• **Given records**:

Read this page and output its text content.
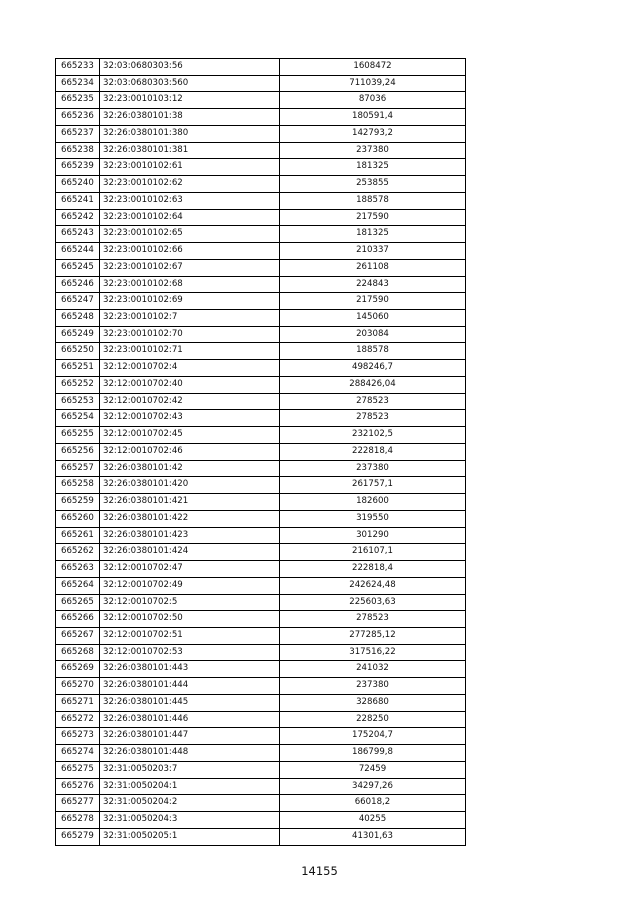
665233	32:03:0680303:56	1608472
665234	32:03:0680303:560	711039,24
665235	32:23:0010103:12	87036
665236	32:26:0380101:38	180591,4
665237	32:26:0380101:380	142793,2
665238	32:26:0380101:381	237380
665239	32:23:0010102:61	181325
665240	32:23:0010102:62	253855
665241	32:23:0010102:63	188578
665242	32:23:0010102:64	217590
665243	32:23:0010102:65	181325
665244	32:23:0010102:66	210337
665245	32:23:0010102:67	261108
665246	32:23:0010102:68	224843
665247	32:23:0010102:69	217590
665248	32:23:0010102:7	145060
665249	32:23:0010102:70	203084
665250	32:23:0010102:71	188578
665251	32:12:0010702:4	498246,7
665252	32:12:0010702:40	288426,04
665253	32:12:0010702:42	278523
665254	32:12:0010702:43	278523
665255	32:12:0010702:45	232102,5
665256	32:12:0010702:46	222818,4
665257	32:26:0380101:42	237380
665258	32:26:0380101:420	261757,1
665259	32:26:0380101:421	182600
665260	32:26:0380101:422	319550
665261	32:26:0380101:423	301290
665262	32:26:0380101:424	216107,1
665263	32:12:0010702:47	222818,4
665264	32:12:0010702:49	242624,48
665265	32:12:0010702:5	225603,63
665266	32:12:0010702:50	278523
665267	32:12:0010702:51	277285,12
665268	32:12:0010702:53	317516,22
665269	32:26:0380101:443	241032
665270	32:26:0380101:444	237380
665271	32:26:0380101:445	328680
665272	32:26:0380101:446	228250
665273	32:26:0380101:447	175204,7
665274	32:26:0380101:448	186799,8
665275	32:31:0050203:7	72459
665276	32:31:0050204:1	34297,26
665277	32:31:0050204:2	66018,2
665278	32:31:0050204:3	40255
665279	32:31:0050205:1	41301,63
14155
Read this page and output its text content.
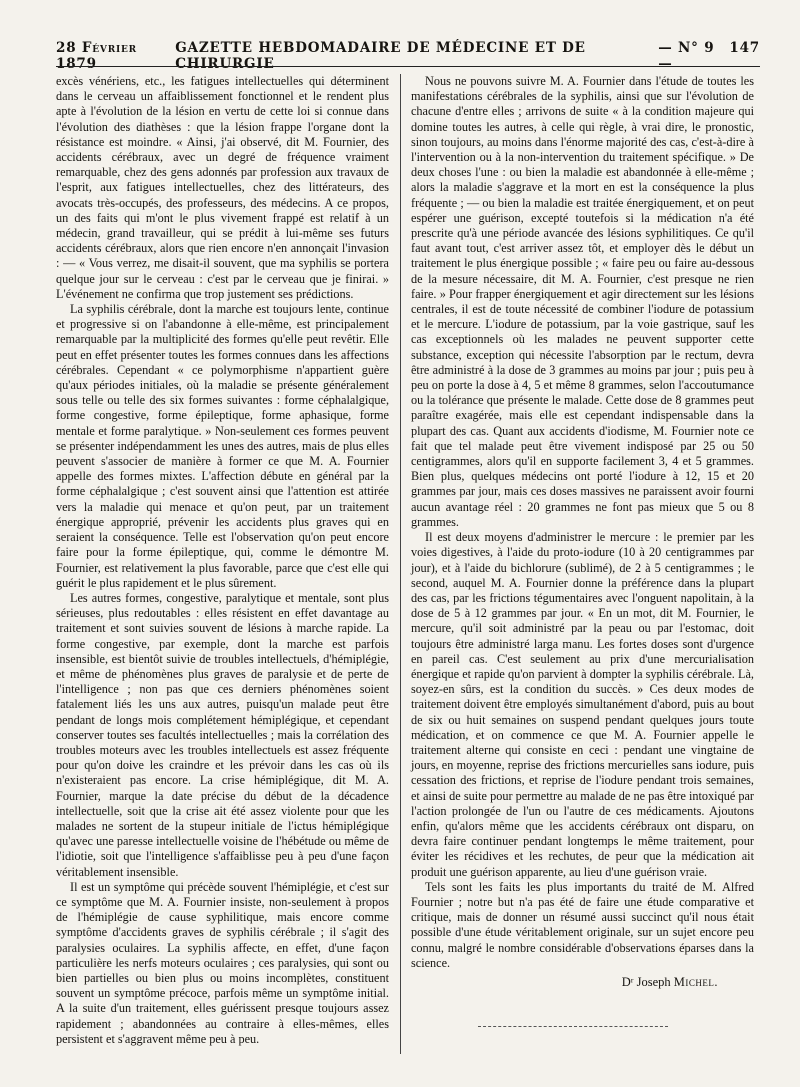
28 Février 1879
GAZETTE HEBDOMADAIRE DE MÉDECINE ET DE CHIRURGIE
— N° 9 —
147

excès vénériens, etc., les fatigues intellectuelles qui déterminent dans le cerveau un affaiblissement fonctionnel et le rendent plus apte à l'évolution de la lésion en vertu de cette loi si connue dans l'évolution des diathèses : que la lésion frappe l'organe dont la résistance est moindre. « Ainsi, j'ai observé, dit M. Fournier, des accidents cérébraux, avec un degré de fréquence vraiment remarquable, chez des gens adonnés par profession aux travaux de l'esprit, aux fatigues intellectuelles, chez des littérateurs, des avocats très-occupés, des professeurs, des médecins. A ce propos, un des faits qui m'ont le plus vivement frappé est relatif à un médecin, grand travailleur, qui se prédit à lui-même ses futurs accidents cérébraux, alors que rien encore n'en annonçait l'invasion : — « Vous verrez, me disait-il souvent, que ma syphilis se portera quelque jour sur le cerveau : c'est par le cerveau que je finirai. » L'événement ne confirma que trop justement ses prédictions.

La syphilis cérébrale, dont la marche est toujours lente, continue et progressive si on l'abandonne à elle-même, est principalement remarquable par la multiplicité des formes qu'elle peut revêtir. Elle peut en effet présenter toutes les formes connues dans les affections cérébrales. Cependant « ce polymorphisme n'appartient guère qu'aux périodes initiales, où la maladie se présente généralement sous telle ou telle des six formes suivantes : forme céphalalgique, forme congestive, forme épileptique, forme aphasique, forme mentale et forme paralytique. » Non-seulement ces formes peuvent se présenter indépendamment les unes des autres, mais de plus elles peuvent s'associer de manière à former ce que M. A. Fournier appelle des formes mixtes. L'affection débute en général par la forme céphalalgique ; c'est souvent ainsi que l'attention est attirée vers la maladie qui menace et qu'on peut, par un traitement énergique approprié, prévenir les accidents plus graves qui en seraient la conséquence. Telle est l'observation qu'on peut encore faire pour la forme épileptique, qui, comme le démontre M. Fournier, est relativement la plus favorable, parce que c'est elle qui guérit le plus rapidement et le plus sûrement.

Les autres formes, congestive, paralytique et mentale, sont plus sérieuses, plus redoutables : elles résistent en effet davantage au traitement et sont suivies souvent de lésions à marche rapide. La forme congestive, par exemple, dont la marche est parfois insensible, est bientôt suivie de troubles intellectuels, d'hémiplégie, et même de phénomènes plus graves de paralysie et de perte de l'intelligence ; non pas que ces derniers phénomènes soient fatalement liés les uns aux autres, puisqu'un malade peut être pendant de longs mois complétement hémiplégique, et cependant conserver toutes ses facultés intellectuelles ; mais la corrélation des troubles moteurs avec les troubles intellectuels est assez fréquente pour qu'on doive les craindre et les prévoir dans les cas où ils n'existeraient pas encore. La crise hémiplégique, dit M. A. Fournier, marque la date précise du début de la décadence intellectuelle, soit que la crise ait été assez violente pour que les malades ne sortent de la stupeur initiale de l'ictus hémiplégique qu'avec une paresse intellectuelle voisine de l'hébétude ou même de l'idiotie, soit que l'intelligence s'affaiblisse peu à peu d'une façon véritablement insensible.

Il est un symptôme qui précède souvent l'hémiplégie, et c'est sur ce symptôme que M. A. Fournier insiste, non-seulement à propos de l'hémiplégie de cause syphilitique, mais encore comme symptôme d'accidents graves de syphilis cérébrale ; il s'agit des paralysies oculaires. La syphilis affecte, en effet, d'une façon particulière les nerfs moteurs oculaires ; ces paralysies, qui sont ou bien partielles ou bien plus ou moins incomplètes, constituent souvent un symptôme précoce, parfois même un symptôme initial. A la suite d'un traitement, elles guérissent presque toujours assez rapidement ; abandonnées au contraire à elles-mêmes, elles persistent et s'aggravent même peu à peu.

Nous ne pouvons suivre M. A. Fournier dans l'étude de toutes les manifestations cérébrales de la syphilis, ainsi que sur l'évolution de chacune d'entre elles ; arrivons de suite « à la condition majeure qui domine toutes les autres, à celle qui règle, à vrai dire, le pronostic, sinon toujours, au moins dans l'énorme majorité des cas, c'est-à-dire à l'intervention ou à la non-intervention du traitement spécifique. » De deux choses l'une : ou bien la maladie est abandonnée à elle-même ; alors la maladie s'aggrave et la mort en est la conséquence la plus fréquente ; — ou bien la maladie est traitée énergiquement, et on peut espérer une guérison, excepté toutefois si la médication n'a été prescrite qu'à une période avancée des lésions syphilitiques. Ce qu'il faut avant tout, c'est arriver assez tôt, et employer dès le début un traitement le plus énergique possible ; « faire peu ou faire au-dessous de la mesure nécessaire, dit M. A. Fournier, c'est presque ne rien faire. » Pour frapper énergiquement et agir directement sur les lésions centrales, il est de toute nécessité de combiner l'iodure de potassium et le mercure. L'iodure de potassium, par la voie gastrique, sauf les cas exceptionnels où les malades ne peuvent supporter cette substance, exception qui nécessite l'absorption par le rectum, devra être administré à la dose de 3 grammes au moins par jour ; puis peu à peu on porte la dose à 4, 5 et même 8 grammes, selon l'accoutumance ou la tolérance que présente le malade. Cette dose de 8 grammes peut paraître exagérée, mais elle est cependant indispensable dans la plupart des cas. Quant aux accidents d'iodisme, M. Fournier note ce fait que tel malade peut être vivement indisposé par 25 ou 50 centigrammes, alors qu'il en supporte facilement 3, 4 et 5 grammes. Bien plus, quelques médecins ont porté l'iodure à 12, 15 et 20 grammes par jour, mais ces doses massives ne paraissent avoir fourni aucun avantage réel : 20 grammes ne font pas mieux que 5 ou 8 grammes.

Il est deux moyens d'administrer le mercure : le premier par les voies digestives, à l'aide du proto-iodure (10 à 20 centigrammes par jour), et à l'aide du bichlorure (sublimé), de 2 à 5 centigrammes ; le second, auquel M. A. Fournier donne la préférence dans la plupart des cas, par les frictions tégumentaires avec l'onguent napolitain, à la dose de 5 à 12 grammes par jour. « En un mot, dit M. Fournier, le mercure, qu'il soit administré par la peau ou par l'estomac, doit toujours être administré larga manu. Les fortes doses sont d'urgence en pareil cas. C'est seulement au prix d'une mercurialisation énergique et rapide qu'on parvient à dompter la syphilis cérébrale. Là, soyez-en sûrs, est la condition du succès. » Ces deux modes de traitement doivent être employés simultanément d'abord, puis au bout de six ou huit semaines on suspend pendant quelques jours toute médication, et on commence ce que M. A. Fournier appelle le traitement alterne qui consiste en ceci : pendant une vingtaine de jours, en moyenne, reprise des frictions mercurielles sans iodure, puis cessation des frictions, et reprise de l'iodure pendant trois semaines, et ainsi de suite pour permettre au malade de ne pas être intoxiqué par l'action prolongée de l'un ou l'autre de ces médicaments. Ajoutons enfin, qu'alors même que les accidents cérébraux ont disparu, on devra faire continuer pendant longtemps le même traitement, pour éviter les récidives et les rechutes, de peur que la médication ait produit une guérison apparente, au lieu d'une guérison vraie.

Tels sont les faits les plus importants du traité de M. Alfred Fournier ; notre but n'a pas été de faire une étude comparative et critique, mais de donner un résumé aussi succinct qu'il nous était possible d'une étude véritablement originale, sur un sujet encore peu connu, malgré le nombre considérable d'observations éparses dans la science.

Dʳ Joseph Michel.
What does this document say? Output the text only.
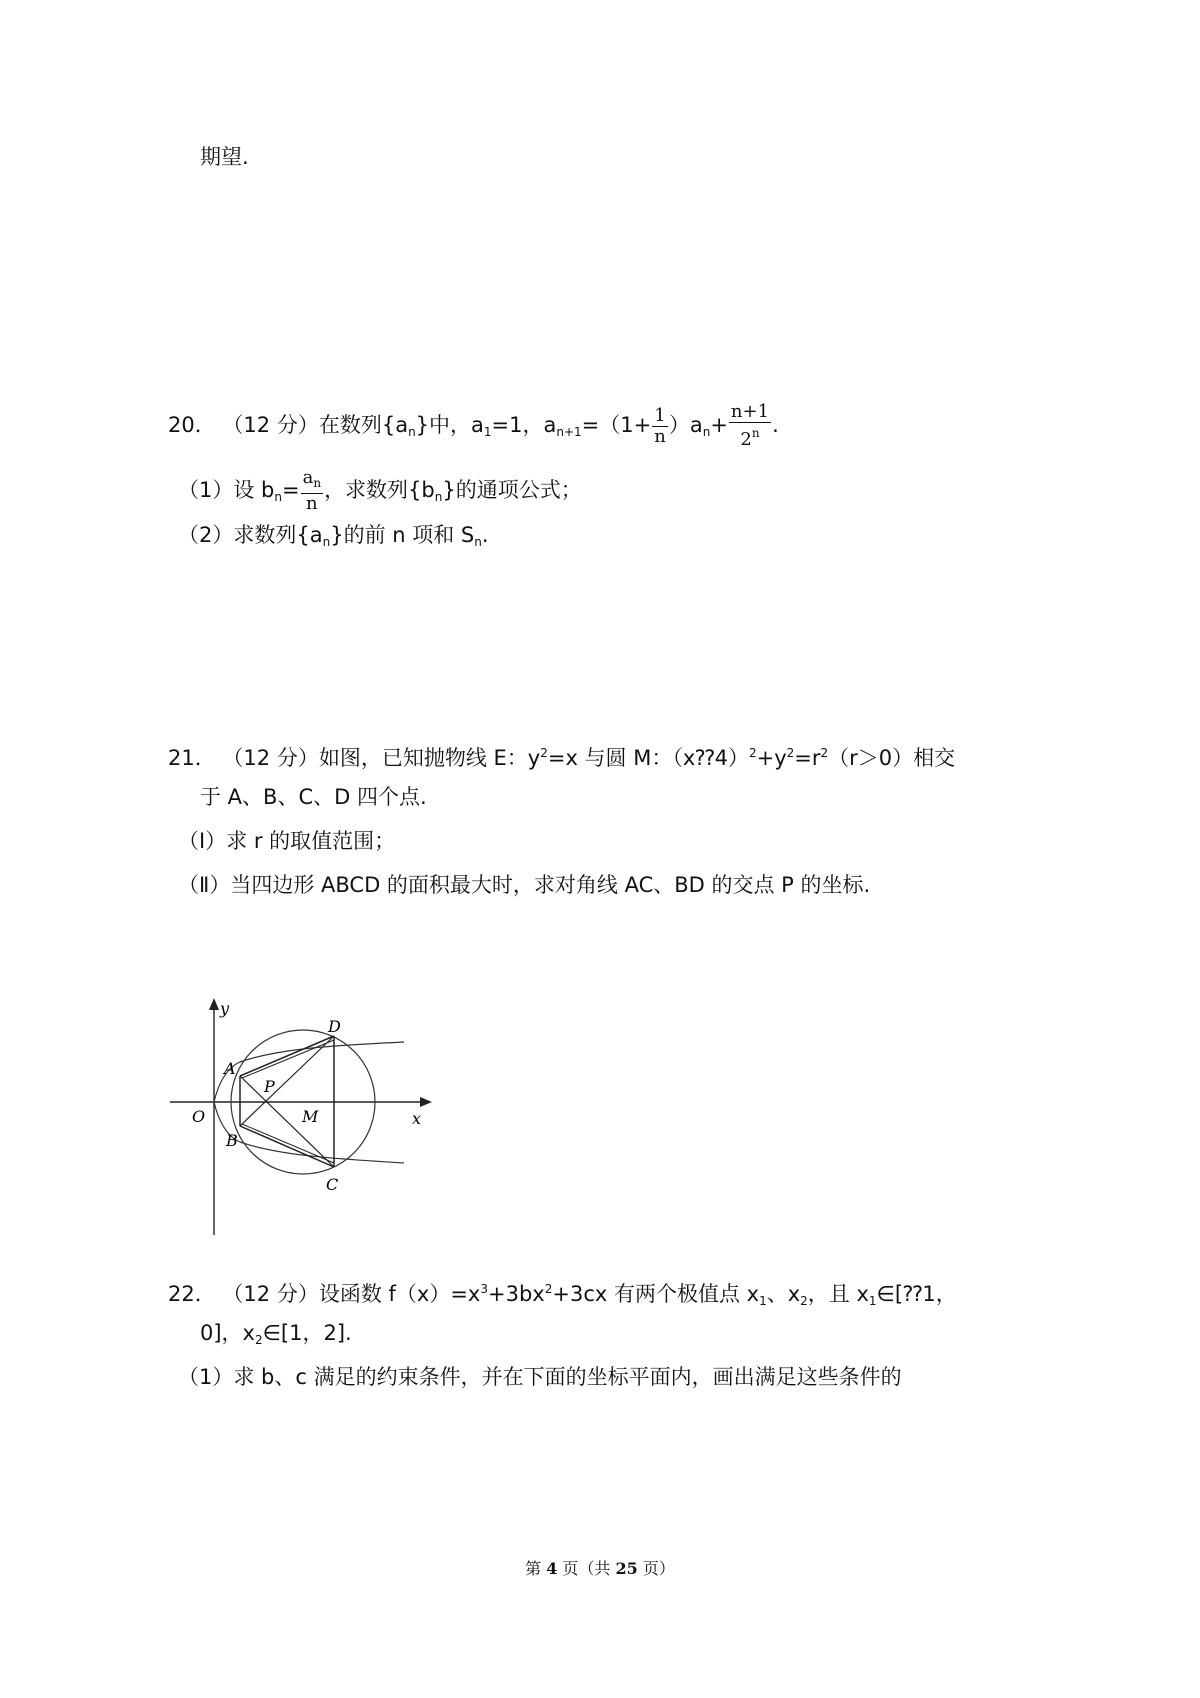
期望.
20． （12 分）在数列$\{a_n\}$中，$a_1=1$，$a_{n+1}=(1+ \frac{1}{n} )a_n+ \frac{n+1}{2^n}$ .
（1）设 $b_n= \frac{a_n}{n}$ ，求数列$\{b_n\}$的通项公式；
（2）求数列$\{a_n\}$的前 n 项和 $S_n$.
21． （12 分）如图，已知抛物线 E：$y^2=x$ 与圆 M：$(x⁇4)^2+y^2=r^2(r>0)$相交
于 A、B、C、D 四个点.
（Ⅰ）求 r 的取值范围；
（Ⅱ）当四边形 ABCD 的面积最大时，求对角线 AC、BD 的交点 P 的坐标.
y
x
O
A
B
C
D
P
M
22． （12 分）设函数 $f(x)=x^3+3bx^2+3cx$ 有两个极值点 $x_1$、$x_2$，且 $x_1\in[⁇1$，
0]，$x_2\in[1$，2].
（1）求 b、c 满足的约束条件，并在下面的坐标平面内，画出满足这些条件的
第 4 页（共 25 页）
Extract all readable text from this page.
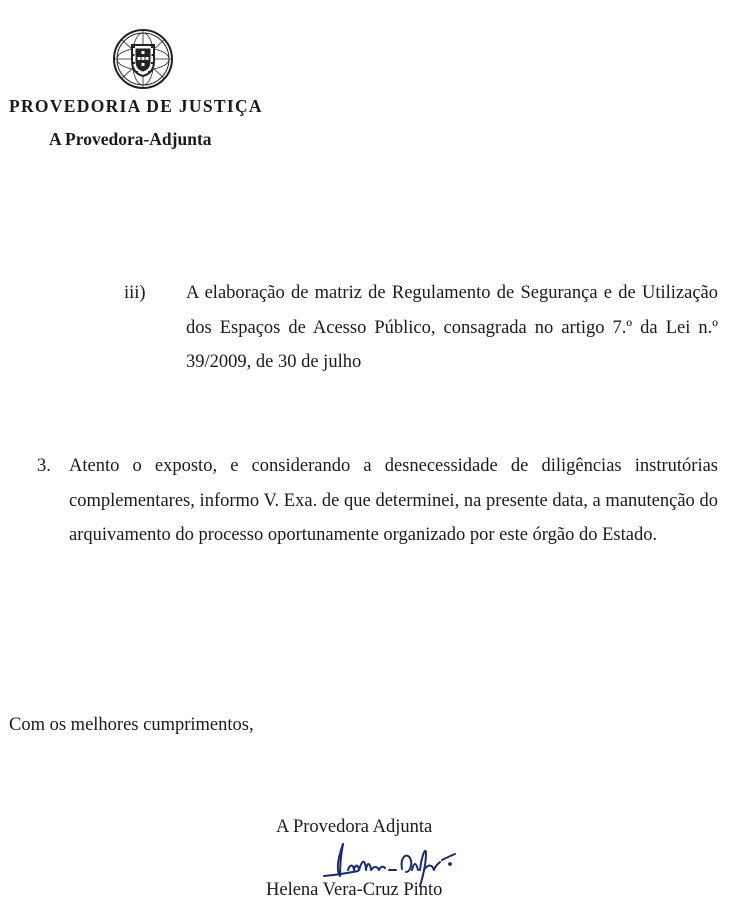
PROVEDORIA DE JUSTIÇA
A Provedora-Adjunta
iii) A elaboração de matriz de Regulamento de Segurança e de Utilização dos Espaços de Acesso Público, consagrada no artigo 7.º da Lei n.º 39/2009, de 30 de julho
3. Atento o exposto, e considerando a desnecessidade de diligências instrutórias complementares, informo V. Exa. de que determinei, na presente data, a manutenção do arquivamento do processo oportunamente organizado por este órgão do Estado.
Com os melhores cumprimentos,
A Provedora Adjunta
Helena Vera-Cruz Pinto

• **Exercise task**: Reproduce exactly the lines from the one with "Extract all readable text from this page." to the bottom of the listing, both ends included, and nothing else. Skip the pictures.

• **Exercise output**:
Extract all readable text from this page.
PROVEDORIA DE JUSTIÇA
A Provedora-Adjunta
iii) A elaboração de matriz de Regulamento de Segurança e de Utilização dos Espaços de Acesso Público, consagrada no artigo 7.º da Lei n.º 39/2009, de 30 de julho
3. Atento o exposto, e considerando a desnecessidade de diligências instrutórias complementares, informo V. Exa. de que determinei, na presente data, a manutenção do arquivamento do processo oportunamente organizado por este órgão do Estado.
Com os melhores cumprimentos,
A Provedora Adjunta
Helena Vera-Cruz Pinto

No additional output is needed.